* Exercise requirements
Identify each line below containing the string "messages" and copy it.

## Start Records to use

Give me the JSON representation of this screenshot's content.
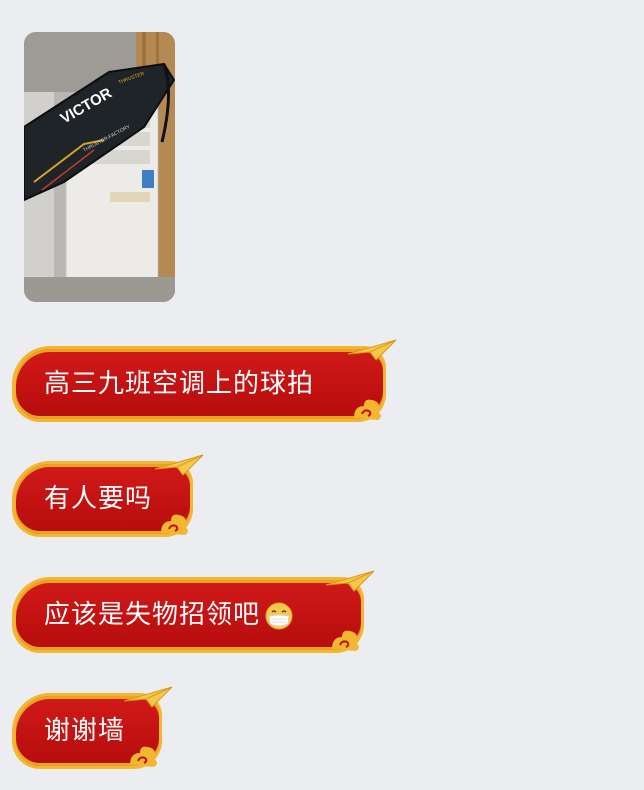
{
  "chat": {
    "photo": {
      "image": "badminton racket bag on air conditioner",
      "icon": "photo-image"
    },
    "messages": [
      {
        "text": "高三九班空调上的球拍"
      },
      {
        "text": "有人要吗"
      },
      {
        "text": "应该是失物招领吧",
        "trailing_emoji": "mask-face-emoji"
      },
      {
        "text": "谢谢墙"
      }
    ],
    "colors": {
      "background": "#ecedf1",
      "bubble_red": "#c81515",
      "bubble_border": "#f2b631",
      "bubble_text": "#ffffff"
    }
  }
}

## End Records to use
## Start Records to use

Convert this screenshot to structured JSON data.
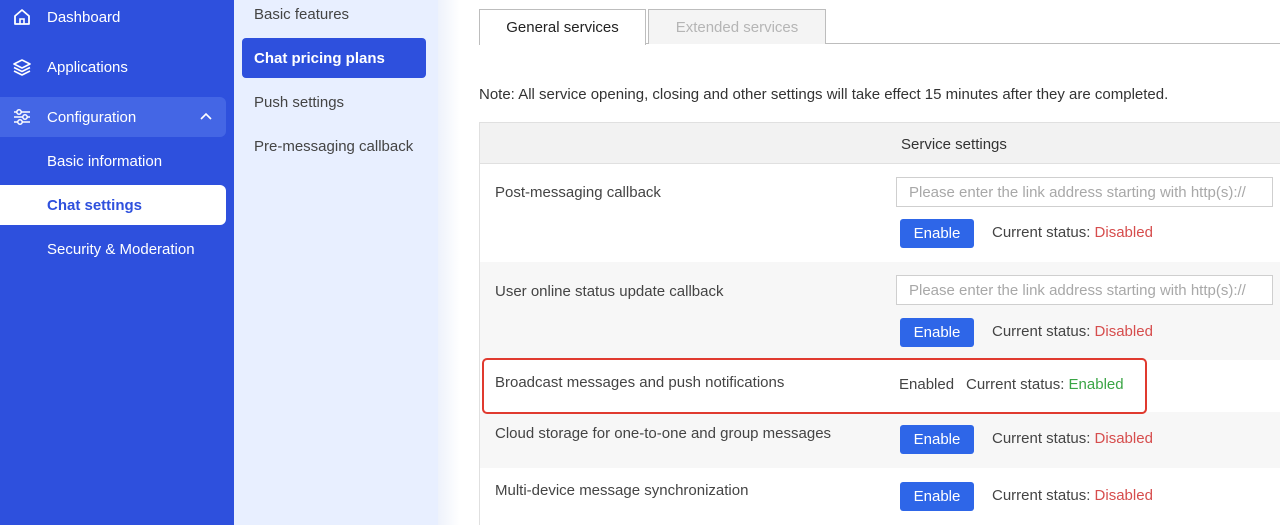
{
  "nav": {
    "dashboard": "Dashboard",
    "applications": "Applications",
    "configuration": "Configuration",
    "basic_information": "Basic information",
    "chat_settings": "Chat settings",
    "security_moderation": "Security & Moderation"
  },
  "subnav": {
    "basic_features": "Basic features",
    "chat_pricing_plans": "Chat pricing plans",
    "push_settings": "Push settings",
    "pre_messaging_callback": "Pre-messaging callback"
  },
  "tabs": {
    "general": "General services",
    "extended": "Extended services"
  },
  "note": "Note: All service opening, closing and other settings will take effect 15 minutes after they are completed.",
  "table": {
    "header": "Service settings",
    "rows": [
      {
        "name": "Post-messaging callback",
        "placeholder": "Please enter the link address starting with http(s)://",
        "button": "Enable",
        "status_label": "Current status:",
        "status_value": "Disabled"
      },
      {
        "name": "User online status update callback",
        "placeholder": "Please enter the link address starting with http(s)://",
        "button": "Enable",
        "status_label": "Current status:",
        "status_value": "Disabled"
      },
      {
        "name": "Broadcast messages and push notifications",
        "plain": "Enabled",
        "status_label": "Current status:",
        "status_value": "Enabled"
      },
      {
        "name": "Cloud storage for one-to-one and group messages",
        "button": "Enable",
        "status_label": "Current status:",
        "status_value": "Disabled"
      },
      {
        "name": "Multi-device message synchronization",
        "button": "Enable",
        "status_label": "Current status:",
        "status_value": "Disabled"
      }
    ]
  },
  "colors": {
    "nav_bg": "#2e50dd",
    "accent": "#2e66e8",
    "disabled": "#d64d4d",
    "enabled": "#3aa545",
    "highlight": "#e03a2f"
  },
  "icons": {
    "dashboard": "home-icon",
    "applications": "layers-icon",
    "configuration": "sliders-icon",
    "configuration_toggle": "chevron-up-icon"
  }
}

## End Records to use

* Finished exercise
    "messages": [
        "name": "Broadcast messages and push notifications",
        "name": "Cloud storage for one-to-one and group messages",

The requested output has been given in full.